--- Start of PROVIDED DATA ---

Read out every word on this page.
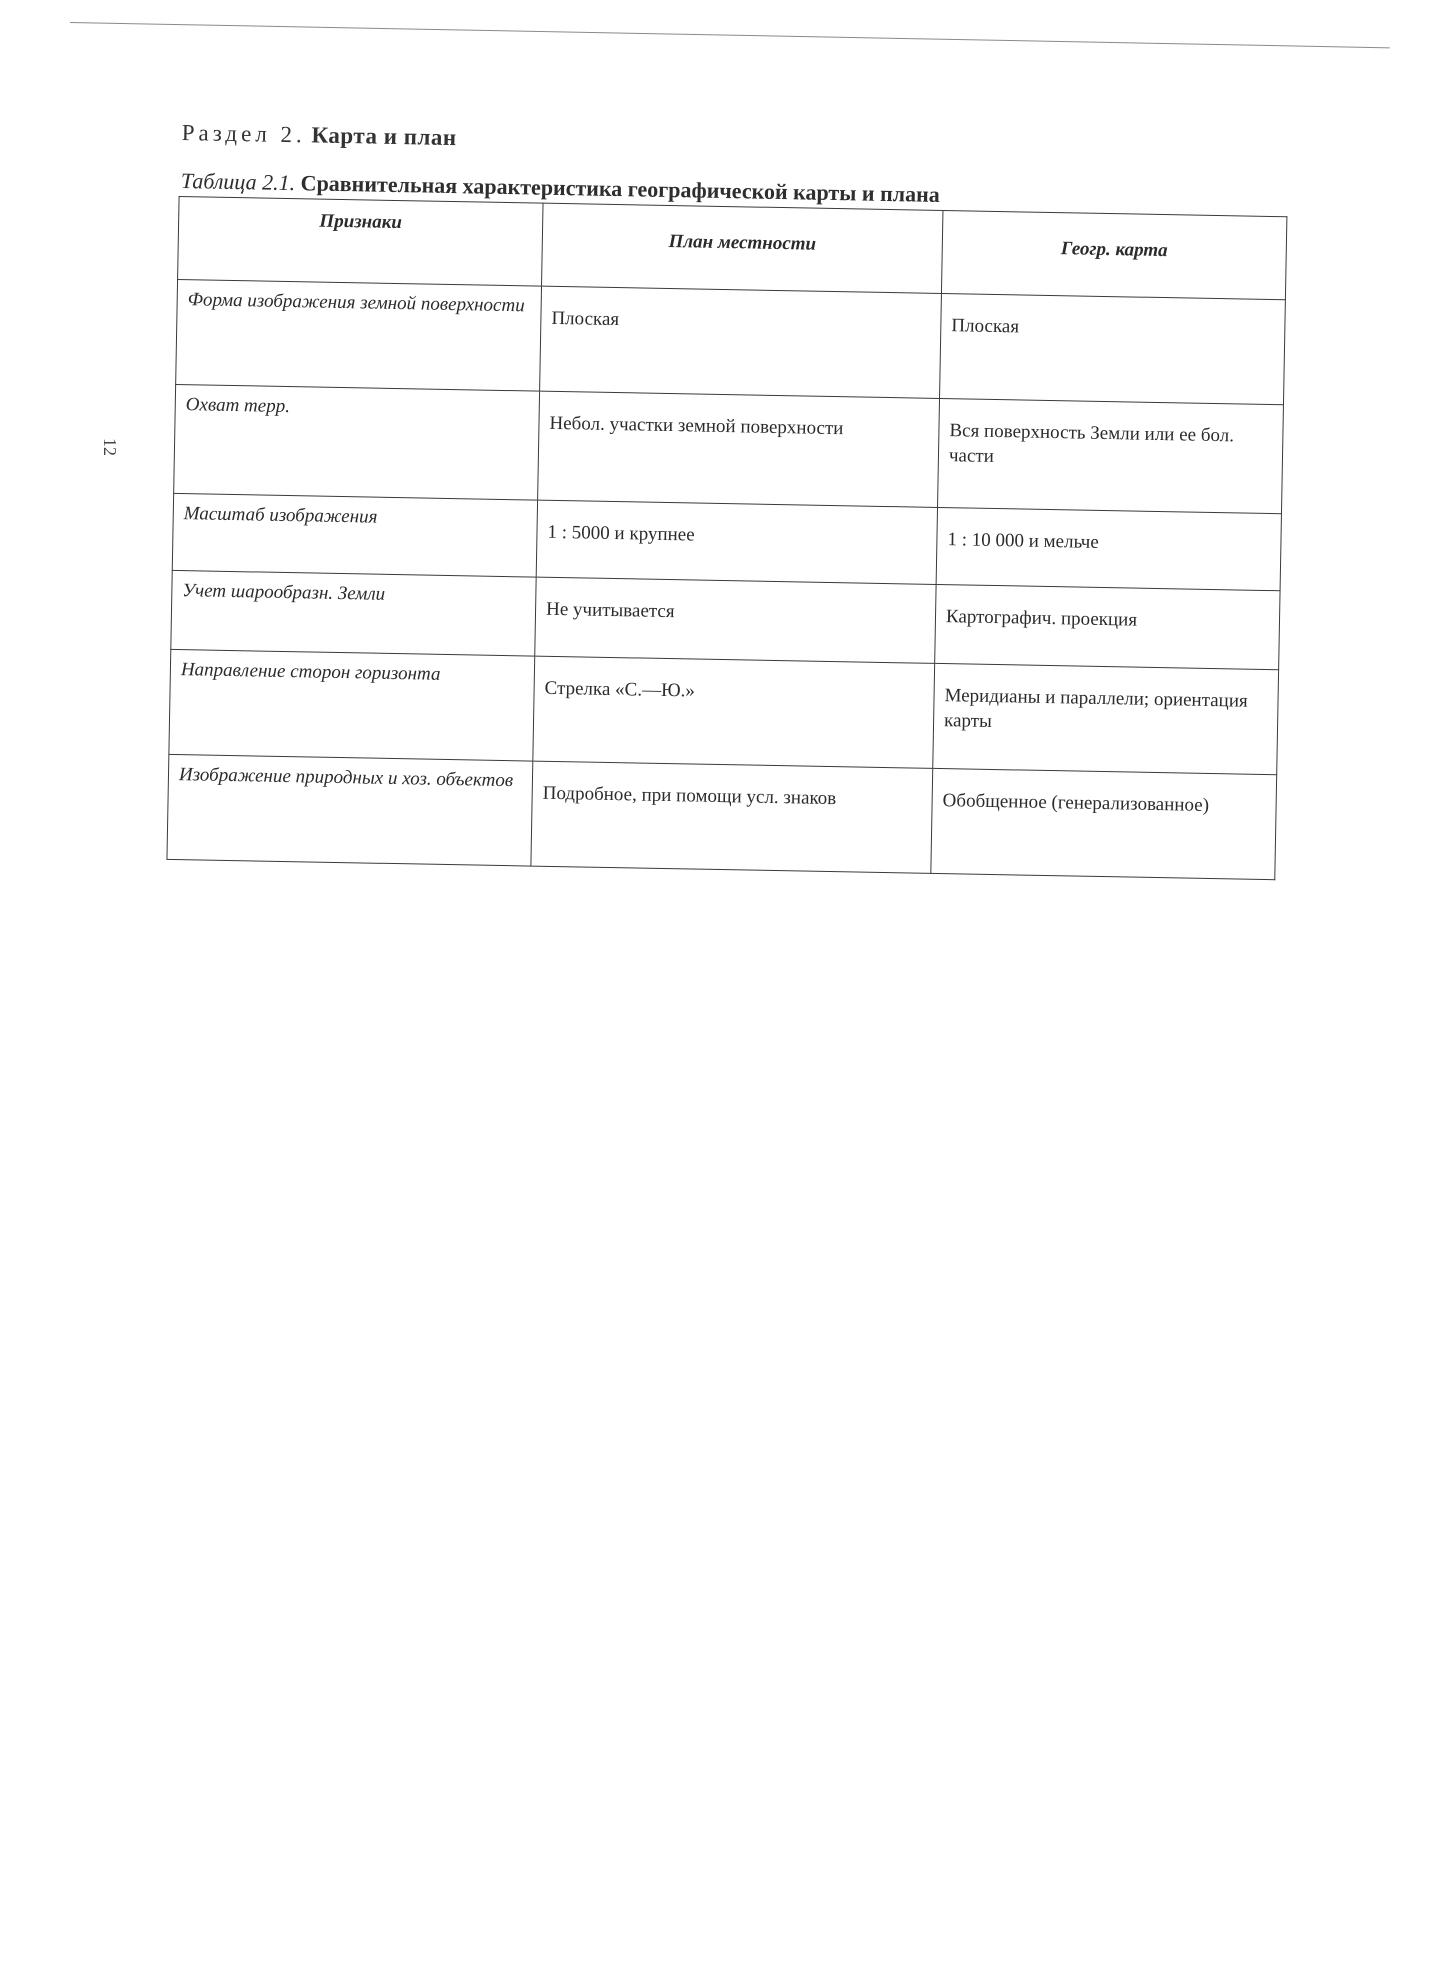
12
Раздел 2. Карта и план
Таблица 2.1. Сравнительная характеристика географической карты и плана
Признаки	План местности	Геогр. карта
Форма изображения земной поверхности	Плоская	Плоская
Охват терр.	Небол. участки земной поверхности	Вся поверхность Земли или ее бол. части
Масштаб изображения	1 : 5000 и крупнее	1 : 10 000 и мельче
Учет шарообразн. Земли	Не учитывается	Картографич. проекция
Направление сторон горизонта	Стрелка «С.—Ю.»	Меридианы и параллели; ориентация карты
Изображение природных и хоз. объектов	Подробное, при помощи усл. знаков	Обобщенное (генерализованное)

--- End of PROVIDED DATA ---

• [STATED PROBLEM]
Repeat the listing in full and exactly. Leave any pictures out.

• [SOLUTION TO THE PROBLEM]
Read out every word on this page.
12
Раздел 2. Карта и план
Таблица 2.1. Сравнительная характеристика географической карты и плана
Признаки	План местности	Геогр. карта
Форма изображения земной поверхности	Плоская	Плоская
Охват терр.	Небол. участки земной поверхности	Вся поверхность Земли или ее бол. части
Масштаб изображения	1 : 5000 и крупнее	1 : 10 000 и мельче
Учет шарообразн. Земли	Не учитывается	Картографич. проекция
Направление сторон горизонта	Стрелка «С.—Ю.»	Меридианы и параллели; ориентация карты
Изображение природных и хоз. объектов	Подробное, при помощи усл. знаков	Обобщенное (генерализованное)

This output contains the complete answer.